Copy every entry word for word, but skip the pictures.

(Data entries)
##########

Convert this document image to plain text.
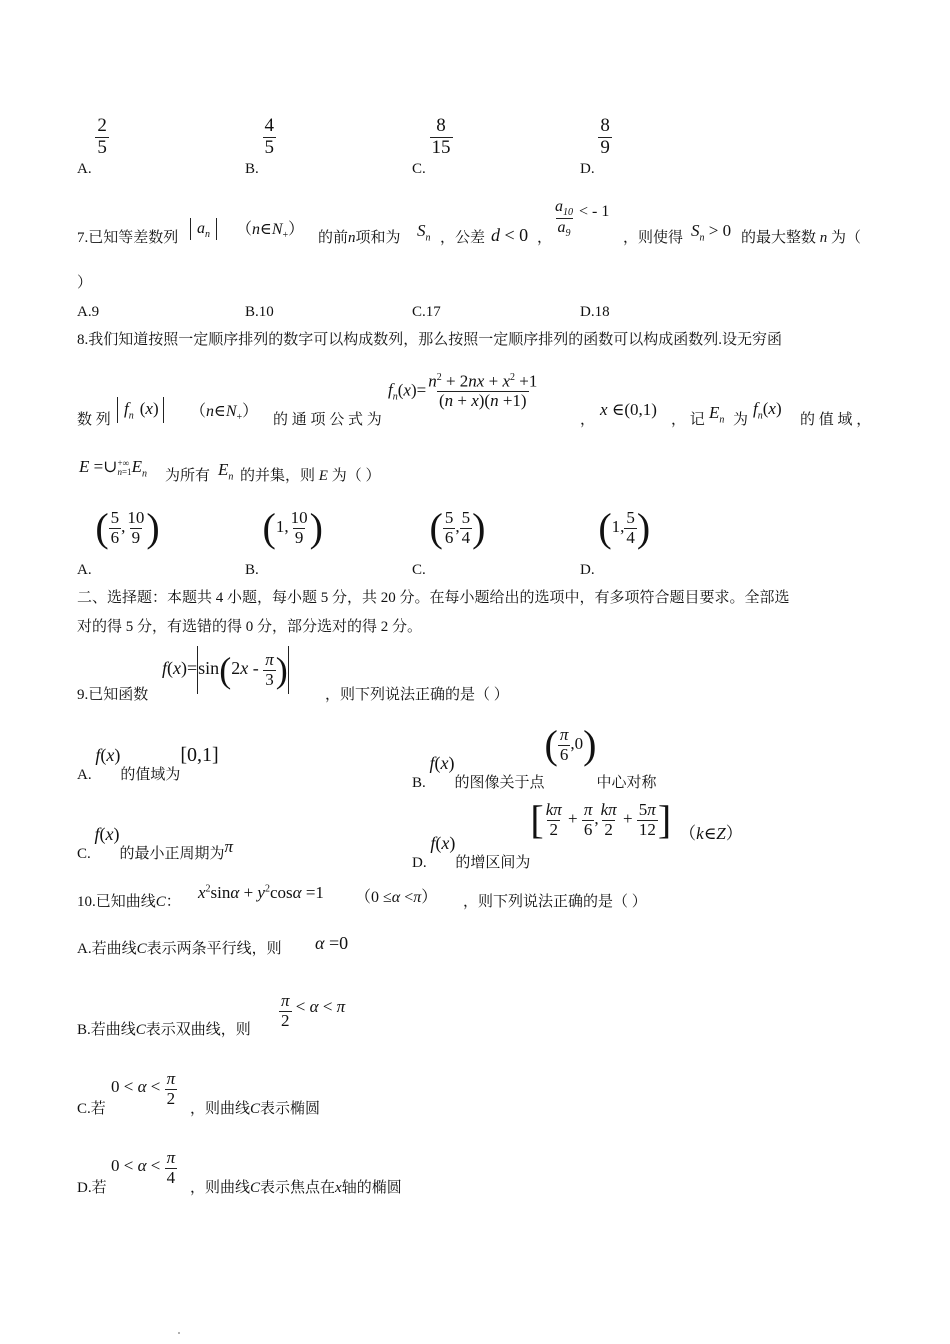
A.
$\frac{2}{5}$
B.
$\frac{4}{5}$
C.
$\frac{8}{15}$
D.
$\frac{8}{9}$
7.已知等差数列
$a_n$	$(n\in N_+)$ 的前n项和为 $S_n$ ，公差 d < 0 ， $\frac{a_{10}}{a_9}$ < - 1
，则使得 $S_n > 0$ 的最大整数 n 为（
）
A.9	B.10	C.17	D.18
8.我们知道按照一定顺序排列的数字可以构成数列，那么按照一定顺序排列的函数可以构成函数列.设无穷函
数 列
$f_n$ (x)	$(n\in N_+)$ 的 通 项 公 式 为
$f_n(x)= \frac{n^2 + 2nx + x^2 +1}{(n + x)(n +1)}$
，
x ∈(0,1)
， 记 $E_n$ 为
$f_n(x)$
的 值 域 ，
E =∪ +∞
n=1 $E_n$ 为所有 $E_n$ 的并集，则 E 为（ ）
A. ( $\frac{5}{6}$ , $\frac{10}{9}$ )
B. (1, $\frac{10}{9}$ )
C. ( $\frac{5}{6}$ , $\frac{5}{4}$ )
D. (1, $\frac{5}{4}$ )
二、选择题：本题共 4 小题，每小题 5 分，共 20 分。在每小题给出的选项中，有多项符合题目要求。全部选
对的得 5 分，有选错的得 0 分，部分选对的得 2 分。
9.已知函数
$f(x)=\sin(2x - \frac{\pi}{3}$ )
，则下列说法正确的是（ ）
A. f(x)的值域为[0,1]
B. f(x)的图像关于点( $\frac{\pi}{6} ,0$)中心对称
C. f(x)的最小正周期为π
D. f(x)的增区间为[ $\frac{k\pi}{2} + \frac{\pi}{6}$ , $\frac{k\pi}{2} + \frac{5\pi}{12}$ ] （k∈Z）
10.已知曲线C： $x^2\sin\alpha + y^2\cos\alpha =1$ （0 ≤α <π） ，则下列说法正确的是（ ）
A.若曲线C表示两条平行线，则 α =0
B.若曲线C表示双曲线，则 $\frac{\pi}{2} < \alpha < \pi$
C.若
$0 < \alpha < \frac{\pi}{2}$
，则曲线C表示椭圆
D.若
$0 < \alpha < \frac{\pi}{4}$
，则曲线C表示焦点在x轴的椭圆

##########

[SOLUTION FOR THIS PROBLEM]:
Convert this document image to plain text.
A.
$\frac{2}{5}$
B.
$\frac{4}{5}$
C.
$\frac{8}{15}$
D.
$\frac{8}{9}$
7.已知等差数列
$a_n$	$(n\in N_+)$ 的前n项和为 $S_n$ ，公差 d < 0 ， $\frac{a_{10}}{a_9}$ < - 1
，则使得 $S_n > 0$ 的最大整数 n 为（
）
A.9	B.10	C.17	D.18
8.我们知道按照一定顺序排列的数字可以构成数列，那么按照一定顺序排列的函数可以构成函数列.设无穷函
数 列
$f_n$ (x)	$(n\in N_+)$ 的 通 项 公 式 为
$f_n(x)= \frac{n^2 + 2nx + x^2 +1}{(n + x)(n +1)}$
，
x ∈(0,1)
， 记 $E_n$ 为
$f_n(x)$
的 值 域 ，
E =∪ +∞
n=1 $E_n$ 为所有 $E_n$ 的并集，则 E 为（ ）
A. ( $\frac{5}{6}$ , $\frac{10}{9}$ )
B. (1, $\frac{10}{9}$ )
C. ( $\frac{5}{6}$ , $\frac{5}{4}$ )
D. (1, $\frac{5}{4}$ )
二、选择题：本题共 4 小题，每小题 5 分，共 20 分。在每小题给出的选项中，有多项符合题目要求。全部选
对的得 5 分，有选错的得 0 分，部分选对的得 2 分。
9.已知函数
$f(x)=\sin(2x - \frac{\pi}{3}$ )
，则下列说法正确的是（ ）
A. f(x)的值域为[0,1]
B. f(x)的图像关于点( $\frac{\pi}{6} ,0$)中心对称
C. f(x)的最小正周期为π
D. f(x)的增区间为[ $\frac{k\pi}{2} + \frac{\pi}{6}$ , $\frac{k\pi}{2} + \frac{5\pi}{12}$ ] （k∈Z）
10.已知曲线C： $x^2\sin\alpha + y^2\cos\alpha =1$ （0 ≤α <π） ，则下列说法正确的是（ ）
A.若曲线C表示两条平行线，则 α =0
B.若曲线C表示双曲线，则 $\frac{\pi}{2} < \alpha < \pi$
C.若
$0 < \alpha < \frac{\pi}{2}$
，则曲线C表示椭圆
D.若
$0 < \alpha < \frac{\pi}{4}$
，则曲线C表示焦点在x轴的椭圆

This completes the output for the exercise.